Required task 1 — According to the chapter introduction, which three kinds of sources will you learn to create and configure a connection manager for?

Excerpted text —
=====
Extracting and Loading Data in Microsoft SQL Server 2005 Integration Services
- By Hitachi Consulting
After completing this chapter, you will be able to:
Understand and create connection managers.
Extract and load data from different data sources to different destinations.
Use data sources and data source views to extend the functionality of a regular connection manager.
In Chapter 2, “Building Your First Package,” you learned about how to build your first package, and you explored SQL Server Business Intelligence Development Studio (BIDS) and its basic components. In this chapter, you’ll learn how to set up a new Microsoft SQL Server Integration Services (SSIS) project, add a data flow task to extract data from a source, and load the results into a destination. Specifically, you’ll learn how to create and configure a connection manager for Microsoft Office Excel, SQL DB, and flat files. You will also learn how to use BIDS data sources and data source views to extend the functionality of a regular connection manager.
=====
Material shown —
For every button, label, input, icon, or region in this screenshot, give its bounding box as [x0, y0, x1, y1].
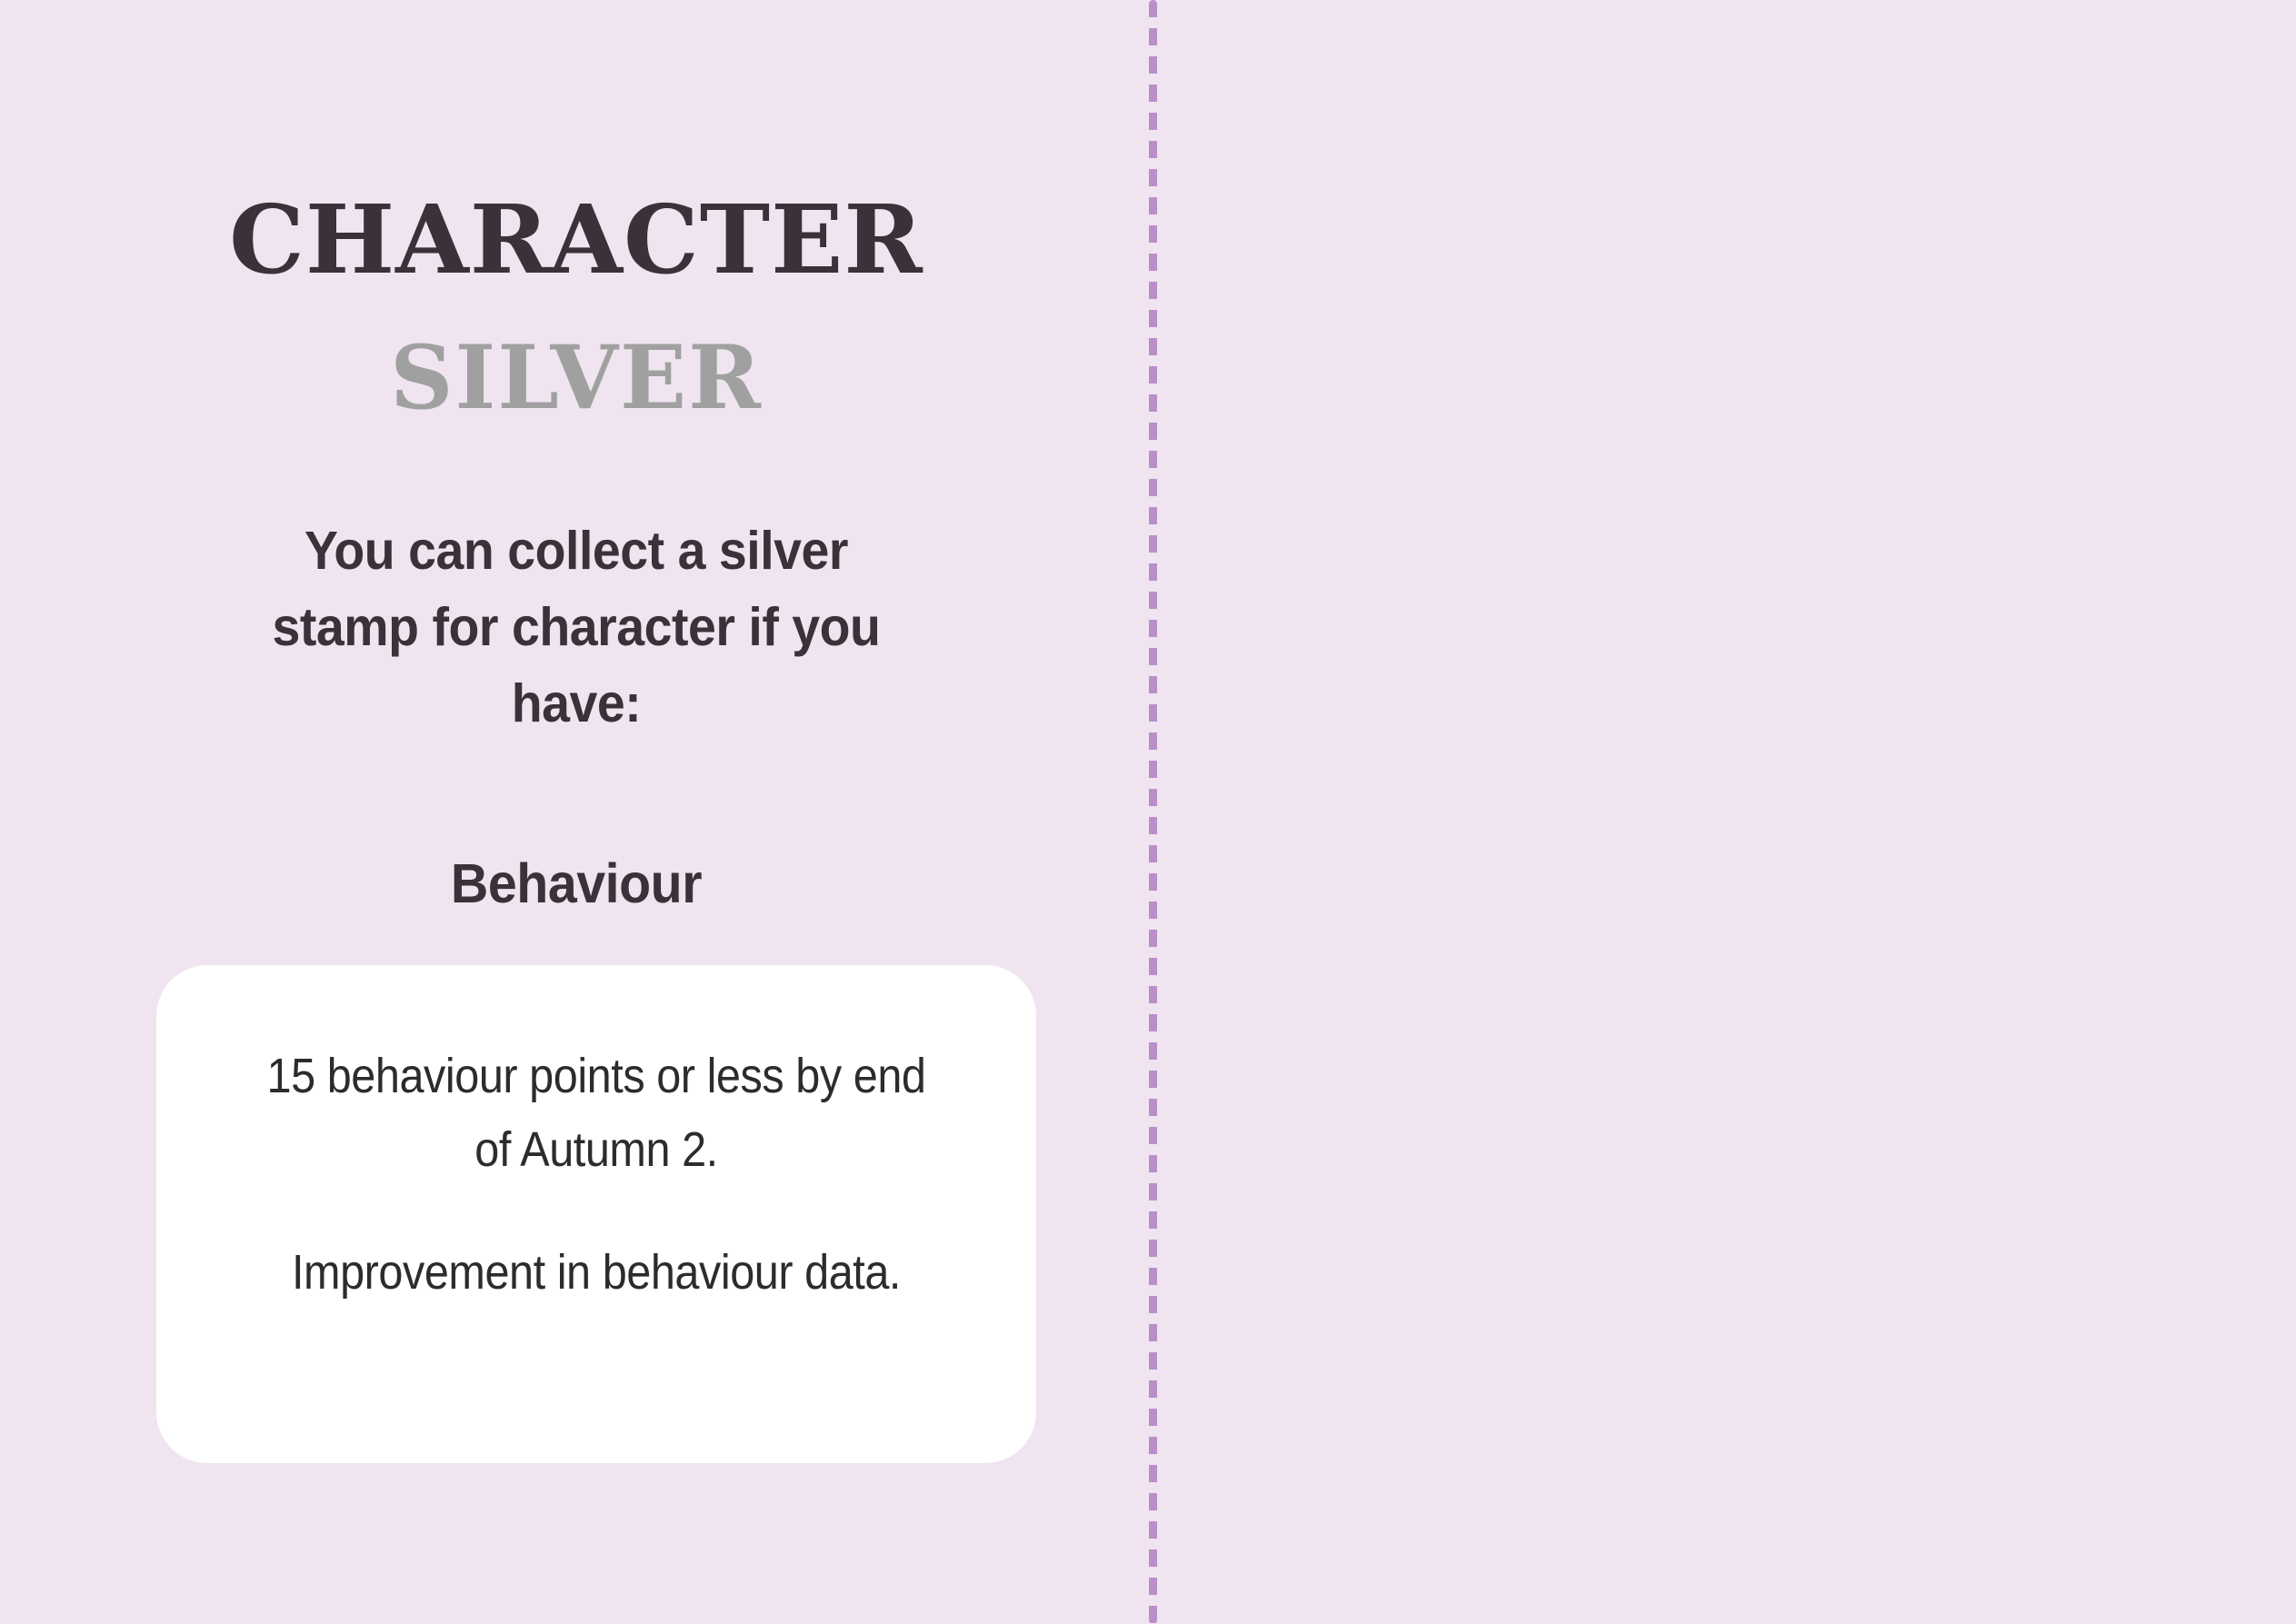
- left-panel: CHARACTER SILVER You can collect a silve…: [0, 0, 1153, 1624]
- award-level-title: SILVER: [0, 334, 1153, 422]
- behaviour-card: 15 behaviour points or less by end of Au…: [156, 965, 1036, 1463]
- paragraph-spacer: [243, 1187, 950, 1236]
- vertical-dashed-divider: [1149, 0, 1157, 1624]
- behaviour-card-text: 15 behaviour points or less by end of Au…: [243, 1040, 950, 1310]
- behaviour-paragraph-2: Improvement in behaviour data.: [292, 1245, 901, 1300]
- section-heading-behaviour: Behaviour: [235, 852, 918, 915]
- behaviour-paragraph-1: 15 behaviour points or less by end of Au…: [267, 1049, 926, 1177]
- brochure-page: CHARACTER SILVER You can collect a silve…: [0, 0, 2296, 1624]
- intro-paragraph: You can collect a silver stamp for chara…: [235, 513, 918, 742]
- right-panel: Community Action, Participation and Rais…: [1153, 0, 2296, 1624]
- page-title: CHARACTER: [0, 193, 1153, 287]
=====
Required task 2 — In the rows, change "behaviour points" to "merit points" in everything from the line containing "- left-panel: CHARACTER" down to the line containing "- paragraph-spacer: [243, 1187, 950, 1236]". Return only those lines, with nothing else altered.

Correct response 1 — Microsoft Office Excel, SQL DB, and flat files.

Correct response 2 —
- left-panel: CHARACTER SILVER You can collect a silve…: [0, 0, 1153, 1624]
- award-level-title: SILVER: [0, 334, 1153, 422]
- behaviour-card: 15 merit points or less by end of Au…: [156, 965, 1036, 1463]
- paragraph-spacer: [243, 1187, 950, 1236]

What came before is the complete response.